### Task inputs
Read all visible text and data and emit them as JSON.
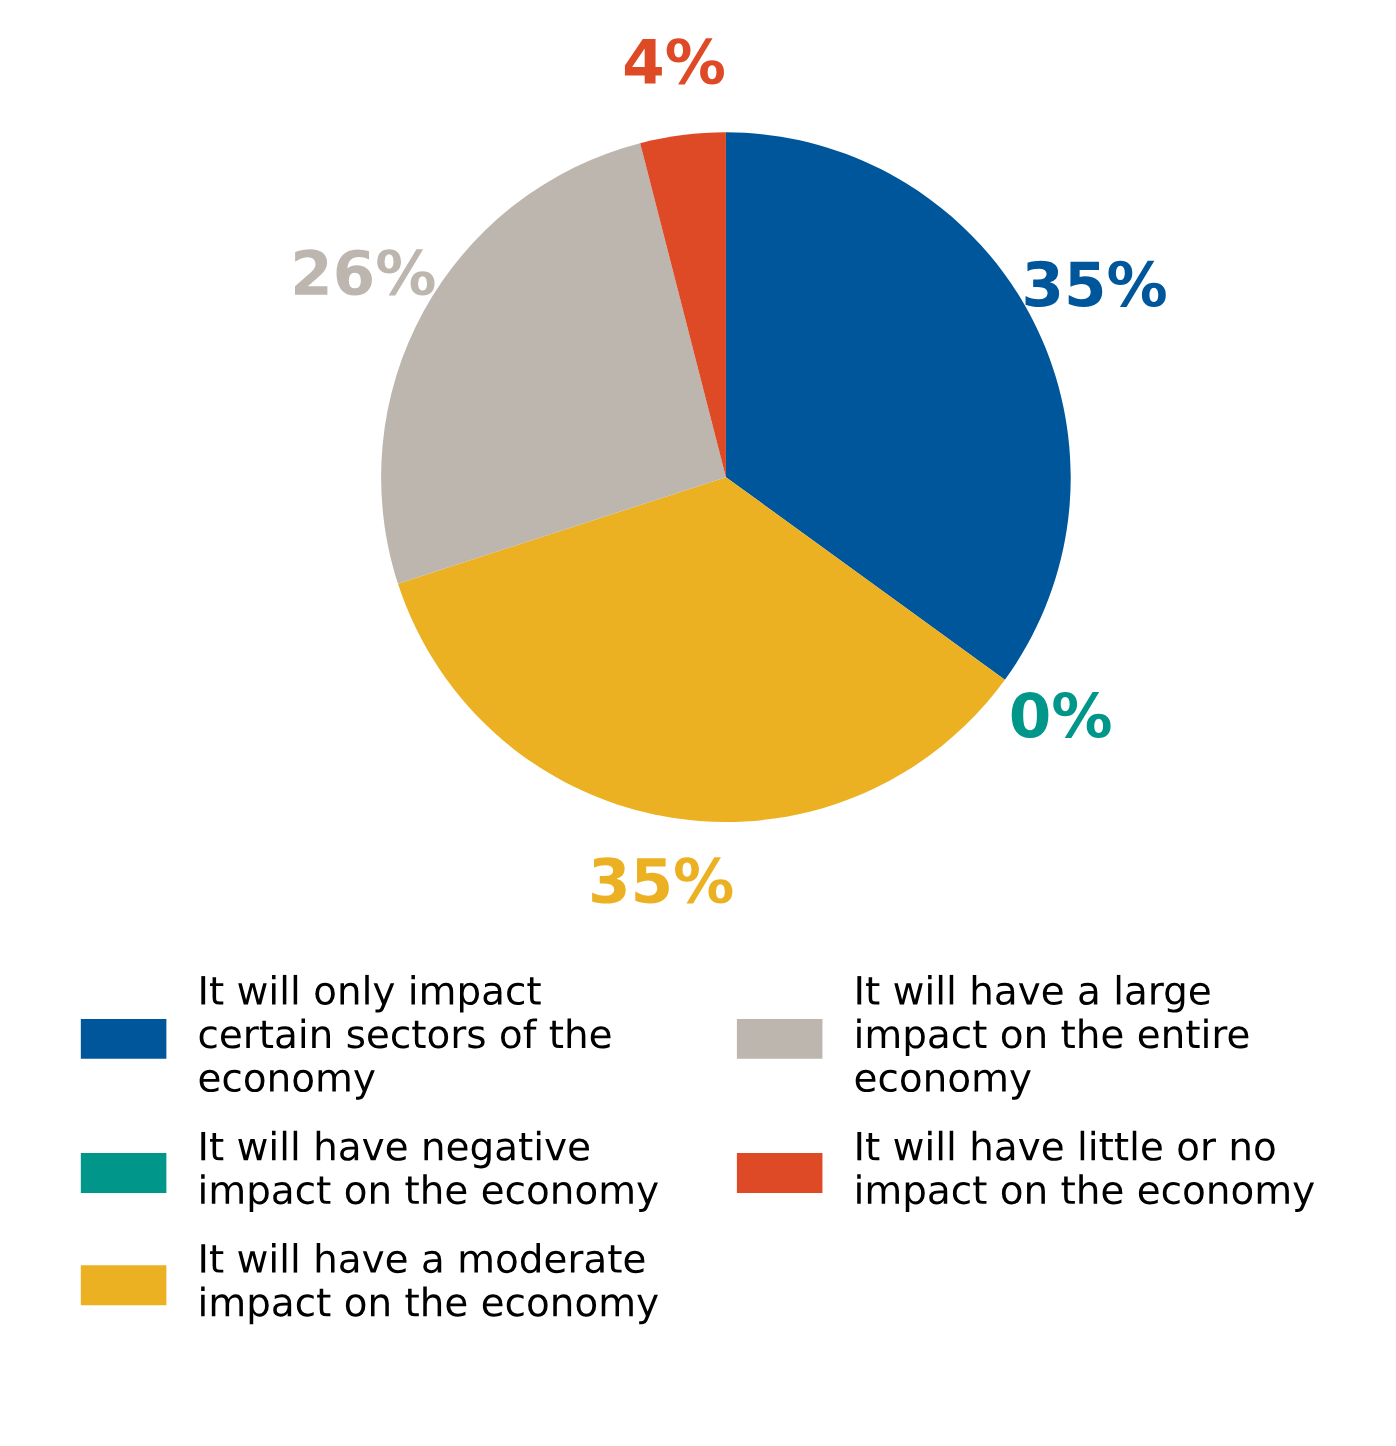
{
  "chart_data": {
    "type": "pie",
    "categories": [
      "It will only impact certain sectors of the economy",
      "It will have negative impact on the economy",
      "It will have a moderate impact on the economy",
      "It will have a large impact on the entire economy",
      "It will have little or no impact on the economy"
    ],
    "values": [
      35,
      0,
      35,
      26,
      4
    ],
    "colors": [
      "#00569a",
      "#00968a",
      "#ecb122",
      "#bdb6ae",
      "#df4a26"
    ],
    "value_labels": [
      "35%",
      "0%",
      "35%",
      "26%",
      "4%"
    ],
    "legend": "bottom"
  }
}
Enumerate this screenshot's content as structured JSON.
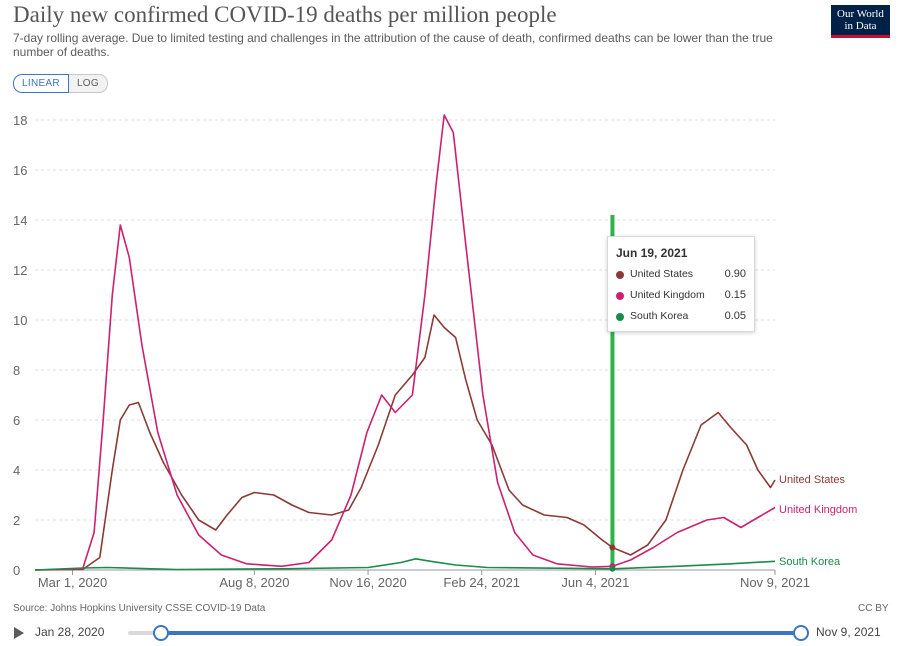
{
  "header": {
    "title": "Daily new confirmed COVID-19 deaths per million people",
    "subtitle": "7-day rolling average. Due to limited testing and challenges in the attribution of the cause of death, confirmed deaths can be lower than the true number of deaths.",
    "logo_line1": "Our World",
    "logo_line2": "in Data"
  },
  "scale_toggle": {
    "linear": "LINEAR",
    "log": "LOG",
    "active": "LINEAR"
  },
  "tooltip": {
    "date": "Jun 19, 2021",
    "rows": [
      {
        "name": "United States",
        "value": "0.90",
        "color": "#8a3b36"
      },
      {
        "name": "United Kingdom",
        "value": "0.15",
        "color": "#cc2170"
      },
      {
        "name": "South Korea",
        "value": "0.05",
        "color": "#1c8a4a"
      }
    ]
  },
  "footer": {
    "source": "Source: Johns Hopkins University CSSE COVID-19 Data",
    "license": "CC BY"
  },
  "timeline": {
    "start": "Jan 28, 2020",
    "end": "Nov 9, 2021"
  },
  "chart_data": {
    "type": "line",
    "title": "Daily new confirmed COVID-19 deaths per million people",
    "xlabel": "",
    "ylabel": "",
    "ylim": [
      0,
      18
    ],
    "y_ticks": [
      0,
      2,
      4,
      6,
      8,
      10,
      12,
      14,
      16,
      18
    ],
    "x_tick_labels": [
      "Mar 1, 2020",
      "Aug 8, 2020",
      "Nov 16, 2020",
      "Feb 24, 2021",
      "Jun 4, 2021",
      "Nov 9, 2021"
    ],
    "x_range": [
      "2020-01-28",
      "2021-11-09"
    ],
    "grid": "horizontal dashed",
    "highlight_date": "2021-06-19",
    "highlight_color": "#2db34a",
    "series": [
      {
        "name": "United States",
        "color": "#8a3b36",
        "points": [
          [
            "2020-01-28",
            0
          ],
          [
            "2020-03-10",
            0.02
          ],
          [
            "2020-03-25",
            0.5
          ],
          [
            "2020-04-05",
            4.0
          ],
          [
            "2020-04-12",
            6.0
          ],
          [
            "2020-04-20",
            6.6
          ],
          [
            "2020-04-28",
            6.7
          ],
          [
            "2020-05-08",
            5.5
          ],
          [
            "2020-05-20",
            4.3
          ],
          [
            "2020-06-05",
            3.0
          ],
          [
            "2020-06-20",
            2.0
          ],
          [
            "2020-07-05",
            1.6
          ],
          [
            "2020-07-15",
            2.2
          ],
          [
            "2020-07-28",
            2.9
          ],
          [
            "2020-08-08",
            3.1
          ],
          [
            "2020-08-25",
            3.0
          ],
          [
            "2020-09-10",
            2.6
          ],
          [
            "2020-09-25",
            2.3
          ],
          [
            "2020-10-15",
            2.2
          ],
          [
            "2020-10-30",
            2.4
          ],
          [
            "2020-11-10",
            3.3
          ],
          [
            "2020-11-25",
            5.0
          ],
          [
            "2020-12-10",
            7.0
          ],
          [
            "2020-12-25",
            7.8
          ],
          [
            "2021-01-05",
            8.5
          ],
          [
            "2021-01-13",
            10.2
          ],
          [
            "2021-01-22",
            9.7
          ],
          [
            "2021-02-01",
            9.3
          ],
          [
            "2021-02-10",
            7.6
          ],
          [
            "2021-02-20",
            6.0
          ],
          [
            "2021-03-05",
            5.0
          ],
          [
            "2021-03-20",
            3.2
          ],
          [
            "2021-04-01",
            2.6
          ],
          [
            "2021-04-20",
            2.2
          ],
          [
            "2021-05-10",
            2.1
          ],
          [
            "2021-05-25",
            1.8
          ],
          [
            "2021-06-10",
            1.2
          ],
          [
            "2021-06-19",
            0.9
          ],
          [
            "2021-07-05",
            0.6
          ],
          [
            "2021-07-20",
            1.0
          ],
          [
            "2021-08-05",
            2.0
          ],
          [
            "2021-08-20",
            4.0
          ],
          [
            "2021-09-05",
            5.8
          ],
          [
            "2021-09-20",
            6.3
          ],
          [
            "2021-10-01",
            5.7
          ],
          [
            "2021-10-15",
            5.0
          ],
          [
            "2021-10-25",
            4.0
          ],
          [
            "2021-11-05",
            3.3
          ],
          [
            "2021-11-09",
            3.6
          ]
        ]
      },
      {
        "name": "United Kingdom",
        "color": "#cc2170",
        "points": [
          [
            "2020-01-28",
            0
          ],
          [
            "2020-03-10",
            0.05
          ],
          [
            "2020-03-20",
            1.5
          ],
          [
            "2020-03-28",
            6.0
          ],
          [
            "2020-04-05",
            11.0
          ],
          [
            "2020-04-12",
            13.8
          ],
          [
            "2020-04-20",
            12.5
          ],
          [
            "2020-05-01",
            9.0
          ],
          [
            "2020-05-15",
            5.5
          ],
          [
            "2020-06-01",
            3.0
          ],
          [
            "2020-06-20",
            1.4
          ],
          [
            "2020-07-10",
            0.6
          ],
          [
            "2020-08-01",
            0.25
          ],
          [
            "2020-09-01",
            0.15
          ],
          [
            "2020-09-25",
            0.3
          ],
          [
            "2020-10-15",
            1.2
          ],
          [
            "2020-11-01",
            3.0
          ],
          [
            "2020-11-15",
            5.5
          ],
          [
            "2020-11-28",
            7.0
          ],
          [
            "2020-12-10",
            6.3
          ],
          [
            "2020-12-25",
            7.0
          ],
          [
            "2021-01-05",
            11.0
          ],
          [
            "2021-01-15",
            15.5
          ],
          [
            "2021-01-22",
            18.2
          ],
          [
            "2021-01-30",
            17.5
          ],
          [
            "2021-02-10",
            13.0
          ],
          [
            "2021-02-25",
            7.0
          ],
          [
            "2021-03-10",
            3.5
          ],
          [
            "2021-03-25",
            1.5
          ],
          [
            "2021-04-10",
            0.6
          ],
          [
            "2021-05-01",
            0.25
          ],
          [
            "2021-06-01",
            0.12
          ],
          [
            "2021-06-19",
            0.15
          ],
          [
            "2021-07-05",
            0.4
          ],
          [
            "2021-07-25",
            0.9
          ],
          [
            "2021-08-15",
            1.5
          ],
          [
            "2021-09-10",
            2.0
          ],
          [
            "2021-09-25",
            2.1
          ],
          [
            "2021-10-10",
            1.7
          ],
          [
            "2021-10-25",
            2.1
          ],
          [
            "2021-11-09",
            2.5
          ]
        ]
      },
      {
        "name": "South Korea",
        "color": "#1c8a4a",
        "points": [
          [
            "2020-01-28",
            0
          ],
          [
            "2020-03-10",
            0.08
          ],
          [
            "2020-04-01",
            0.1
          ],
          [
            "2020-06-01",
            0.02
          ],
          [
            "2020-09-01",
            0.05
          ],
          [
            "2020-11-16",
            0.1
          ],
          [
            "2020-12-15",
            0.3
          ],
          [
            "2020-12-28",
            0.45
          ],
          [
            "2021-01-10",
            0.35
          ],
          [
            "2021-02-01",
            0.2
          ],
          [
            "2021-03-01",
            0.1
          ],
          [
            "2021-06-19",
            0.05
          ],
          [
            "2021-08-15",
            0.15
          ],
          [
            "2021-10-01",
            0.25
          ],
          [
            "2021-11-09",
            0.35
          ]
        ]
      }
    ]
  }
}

### Written instruction
Restate the records word for word, omitting images.

### The result
Read all visible text and data and emit them as JSON.
{
  "chart_data": {
    "type": "pie",
    "categories": [
      "It will only impact certain sectors of the economy",
      "It will have negative impact on the economy",
      "It will have a moderate impact on the economy",
      "It will have a large impact on the entire economy",
      "It will have little or no impact on the economy"
    ],
    "values": [
      35,
      0,
      35,
      26,
      4
    ],
    "colors": [
      "#00569a",
      "#00968a",
      "#ecb122",
      "#bdb6ae",
      "#df4a26"
    ],
    "value_labels": [
      "35%",
      "0%",
      "35%",
      "26%",
      "4%"
    ],
    "legend": "bottom"
  }
}
Enumerate this screenshot's content as structured JSON.
{
  "header": {
    "title": "Daily new confirmed COVID-19 deaths per million people",
    "subtitle": "7-day rolling average. Due to limited testing and challenges in the attribution of the cause of death, confirmed deaths can be lower than the true number of deaths.",
    "logo_line1": "Our World",
    "logo_line2": "in Data"
  },
  "scale_toggle": {
    "linear": "LINEAR",
    "log": "LOG",
    "active": "LINEAR"
  },
  "tooltip": {
    "date": "Jun 19, 2021",
    "rows": [
      {
        "name": "United States",
        "value": "0.90",
        "color": "#8a3b36"
      },
      {
        "name": "United Kingdom",
        "value": "0.15",
        "color": "#cc2170"
      },
      {
        "name": "South Korea",
        "value": "0.05",
        "color": "#1c8a4a"
      }
    ]
  },
  "footer": {
    "source": "Source: Johns Hopkins University CSSE COVID-19 Data",
    "license": "CC BY"
  },
  "timeline": {
    "start": "Jan 28, 2020",
    "end": "Nov 9, 2021"
  },
  "chart_data": {
    "type": "line",
    "title": "Daily new confirmed COVID-19 deaths per million people",
    "xlabel": "",
    "ylabel": "",
    "ylim": [
      0,
      18
    ],
    "y_ticks": [
      0,
      2,
      4,
      6,
      8,
      10,
      12,
      14,
      16,
      18
    ],
    "x_tick_labels": [
      "Mar 1, 2020",
      "Aug 8, 2020",
      "Nov 16, 2020",
      "Feb 24, 2021",
      "Jun 4, 2021",
      "Nov 9, 2021"
    ],
    "x_range": [
      "2020-01-28",
      "2021-11-09"
    ],
    "grid": "horizontal dashed",
    "highlight_date": "2021-06-19",
    "highlight_color": "#2db34a",
    "series": [
      {
        "name": "United States",
        "color": "#8a3b36",
        "points": [
          [
            "2020-01-28",
            0
          ],
          [
            "2020-03-10",
            0.02
          ],
          [
            "2020-03-25",
            0.5
          ],
          [
            "2020-04-05",
            4.0
          ],
          [
            "2020-04-12",
            6.0
          ],
          [
            "2020-04-20",
            6.6
          ],
          [
            "2020-04-28",
            6.7
          ],
          [
            "2020-05-08",
            5.5
          ],
          [
            "2020-05-20",
            4.3
          ],
          [
            "2020-06-05",
            3.0
          ],
          [
            "2020-06-20",
            2.0
          ],
          [
            "2020-07-05",
            1.6
          ],
          [
            "2020-07-15",
            2.2
          ],
          [
            "2020-07-28",
            2.9
          ],
          [
            "2020-08-08",
            3.1
          ],
          [
            "2020-08-25",
            3.0
          ],
          [
            "2020-09-10",
            2.6
          ],
          [
            "2020-09-25",
            2.3
          ],
          [
            "2020-10-15",
            2.2
          ],
          [
            "2020-10-30",
            2.4
          ],
          [
            "2020-11-10",
            3.3
          ],
          [
            "2020-11-25",
            5.0
          ],
          [
            "2020-12-10",
            7.0
          ],
          [
            "2020-12-25",
            7.8
          ],
          [
            "2021-01-05",
            8.5
          ],
          [
            "2021-01-13",
            10.2
          ],
          [
            "2021-01-22",
            9.7
          ],
          [
            "2021-02-01",
            9.3
          ],
          [
            "2021-02-10",
            7.6
          ],
          [
            "2021-02-20",
            6.0
          ],
          [
            "2021-03-05",
            5.0
          ],
          [
            "2021-03-20",
            3.2
          ],
          [
            "2021-04-01",
            2.6
          ],
          [
            "2021-04-20",
            2.2
          ],
          [
            "2021-05-10",
            2.1
          ],
          [
            "2021-05-25",
            1.8
          ],
          [
            "2021-06-10",
            1.2
          ],
          [
            "2021-06-19",
            0.9
          ],
          [
            "2021-07-05",
            0.6
          ],
          [
            "2021-07-20",
            1.0
          ],
          [
            "2021-08-05",
            2.0
          ],
          [
            "2021-08-20",
            4.0
          ],
          [
            "2021-09-05",
            5.8
          ],
          [
            "2021-09-20",
            6.3
          ],
          [
            "2021-10-01",
            5.7
          ],
          [
            "2021-10-15",
            5.0
          ],
          [
            "2021-10-25",
            4.0
          ],
          [
            "2021-11-05",
            3.3
          ],
          [
            "2021-11-09",
            3.6
          ]
        ]
      },
      {
        "name": "United Kingdom",
        "color": "#cc2170",
        "points": [
          [
            "2020-01-28",
            0
          ],
          [
            "2020-03-10",
            0.05
          ],
          [
            "2020-03-20",
            1.5
          ],
          [
            "2020-03-28",
            6.0
          ],
          [
            "2020-04-05",
            11.0
          ],
          [
            "2020-04-12",
            13.8
          ],
          [
            "2020-04-20",
            12.5
          ],
          [
            "2020-05-01",
            9.0
          ],
          [
            "2020-05-15",
            5.5
          ],
          [
            "2020-06-01",
            3.0
          ],
          [
            "2020-06-20",
            1.4
          ],
          [
            "2020-07-10",
            0.6
          ],
          [
            "2020-08-01",
            0.25
          ],
          [
            "2020-09-01",
            0.15
          ],
          [
            "2020-09-25",
            0.3
          ],
          [
            "2020-10-15",
            1.2
          ],
          [
            "2020-11-01",
            3.0
          ],
          [
            "2020-11-15",
            5.5
          ],
          [
            "2020-11-28",
            7.0
          ],
          [
            "2020-12-10",
            6.3
          ],
          [
            "2020-12-25",
            7.0
          ],
          [
            "2021-01-05",
            11.0
          ],
          [
            "2021-01-15",
            15.5
          ],
          [
            "2021-01-22",
            18.2
          ],
          [
            "2021-01-30",
            17.5
          ],
          [
            "2021-02-10",
            13.0
          ],
          [
            "2021-02-25",
            7.0
          ],
          [
            "2021-03-10",
            3.5
          ],
          [
            "2021-03-25",
            1.5
          ],
          [
            "2021-04-10",
            0.6
          ],
          [
            "2021-05-01",
            0.25
          ],
          [
            "2021-06-01",
            0.12
          ],
          [
            "2021-06-19",
            0.15
          ],
          [
            "2021-07-05",
            0.4
          ],
          [
            "2021-07-25",
            0.9
          ],
          [
            "2021-08-15",
            1.5
          ],
          [
            "2021-09-10",
            2.0
          ],
          [
            "2021-09-25",
            2.1
          ],
          [
            "2021-10-10",
            1.7
          ],
          [
            "2021-10-25",
            2.1
          ],
          [
            "2021-11-09",
            2.5
          ]
        ]
      },
      {
        "name": "South Korea",
        "color": "#1c8a4a",
        "points": [
          [
            "2020-01-28",
            0
          ],
          [
            "2020-03-10",
            0.08
          ],
          [
            "2020-04-01",
            0.1
          ],
          [
            "2020-06-01",
            0.02
          ],
          [
            "2020-09-01",
            0.05
          ],
          [
            "2020-11-16",
            0.1
          ],
          [
            "2020-12-15",
            0.3
          ],
          [
            "2020-12-28",
            0.45
          ],
          [
            "2021-01-10",
            0.35
          ],
          [
            "2021-02-01",
            0.2
          ],
          [
            "2021-03-01",
            0.1
          ],
          [
            "2021-06-19",
            0.05
          ],
          [
            "2021-08-15",
            0.15
          ],
          [
            "2021-10-01",
            0.25
          ],
          [
            "2021-11-09",
            0.35
          ]
        ]
      }
    ]
  }
}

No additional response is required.